The problem - Would you copy out the whole listing exactly as given?

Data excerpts
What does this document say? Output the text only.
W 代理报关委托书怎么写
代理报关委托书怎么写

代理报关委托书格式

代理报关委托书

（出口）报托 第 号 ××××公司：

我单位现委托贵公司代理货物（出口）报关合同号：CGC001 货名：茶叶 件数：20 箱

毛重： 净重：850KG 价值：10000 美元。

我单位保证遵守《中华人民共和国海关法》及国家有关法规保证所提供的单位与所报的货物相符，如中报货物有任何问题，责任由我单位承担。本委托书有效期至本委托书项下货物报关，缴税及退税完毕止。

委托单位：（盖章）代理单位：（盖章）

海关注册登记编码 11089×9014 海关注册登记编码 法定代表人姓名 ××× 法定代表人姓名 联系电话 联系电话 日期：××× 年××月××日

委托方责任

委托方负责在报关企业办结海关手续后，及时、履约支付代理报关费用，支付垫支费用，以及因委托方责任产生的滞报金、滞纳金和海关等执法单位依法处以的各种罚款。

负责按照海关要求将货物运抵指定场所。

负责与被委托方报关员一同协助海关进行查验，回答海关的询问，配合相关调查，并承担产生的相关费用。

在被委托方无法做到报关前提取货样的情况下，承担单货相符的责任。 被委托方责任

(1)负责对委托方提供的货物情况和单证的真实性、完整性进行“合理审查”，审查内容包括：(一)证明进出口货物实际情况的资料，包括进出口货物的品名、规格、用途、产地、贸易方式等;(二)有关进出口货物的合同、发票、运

Task response -
What does this document say? Output the text only.
W 代理报关委托书怎么写
代理报关委托书怎么写

代理报关委托书格式

代理报关委托书

（出口）报托 第 号 ××××公司：

我单位现委托贵公司代理货物（出口）报关合同号：CGC001 货名：茶叶 件数：20 箱

毛重： 净重：850KG 价值：10000 美元。

我单位保证遵守《中华人民共和国海关法》及国家有关法规保证所提供的单位与所报的货物相符，如中报货物有任何问题，责任由我单位承担。本委托书有效期至本委托书项下货物报关，缴税及退税完毕止。

委托单位：（盖章）代理单位：（盖章）

海关注册登记编码 11089×9014 海关注册登记编码 法定代表人姓名 ××× 法定代表人姓名 联系电话 联系电话 日期：××× 年××月××日

委托方责任

委托方负责在报关企业办结海关手续后，及时、履约支付代理报关费用，支付垫支费用，以及因委托方责任产生的滞报金、滞纳金和海关等执法单位依法处以的各种罚款。

负责按照海关要求将货物运抵指定场所。

负责与被委托方报关员一同协助海关进行查验，回答海关的询问，配合相关调查，并承担产生的相关费用。

在被委托方无法做到报关前提取货样的情况下，承担单货相符的责任。 被委托方责任

(1)负责对委托方提供的货物情况和单证的真实性、完整性进行“合理审查”，审查内容包括：(一)证明进出口货物实际情况的资料，包括进出口货物的品名、规格、用途、产地、贸易方式等;(二)有关进出口货物的合同、发票、运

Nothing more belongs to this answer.